*Task to complete*. Go through the records and transcribe them exactly, passing over any picture.

*Exercise data*.
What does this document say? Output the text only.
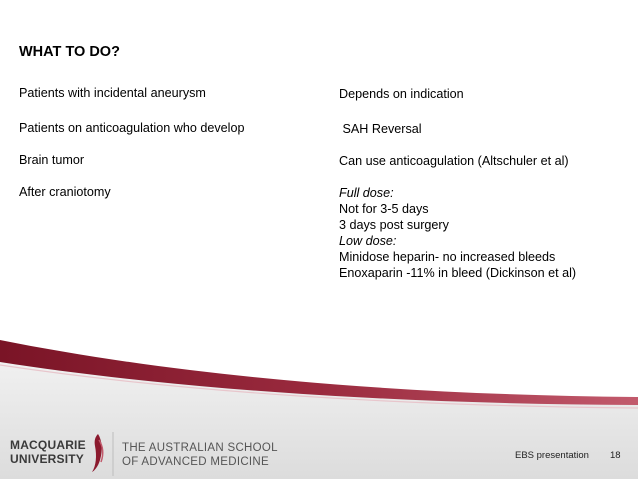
WHAT TO DO?
Patients with incidental aneurysm
Patients on anticoagulation who develop
Brain tumor
After craniotomy
Depends on indication
SAH Reversal
Can use anticoagulation (Altschuler et al)
Full dose:
Not for 3-5 days
3 days post surgery
Low dose:
Minidose heparin- no increased bleeds
Enoxaparin -11% in bleed (Dickinson et al)
MACQUARIE
UNIVERSITY
THE AUSTRALIAN SCHOOL
OF ADVANCED MEDICINE
EBS presentation 18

*Response to the exercise*.
What does this document say? Output the text only.
WHAT TO DO?
Patients with incidental aneurysm
Patients on anticoagulation who develop
Brain tumor
After craniotomy
Depends on indication
SAH Reversal
Can use anticoagulation (Altschuler et al)
Full dose:
Not for 3-5 days
3 days post surgery
Low dose:
Minidose heparin- no increased bleeds
Enoxaparin -11% in bleed (Dickinson et al)
MACQUARIE
UNIVERSITY
THE AUSTRALIAN SCHOOL
OF ADVANCED MEDICINE
EBS presentation 18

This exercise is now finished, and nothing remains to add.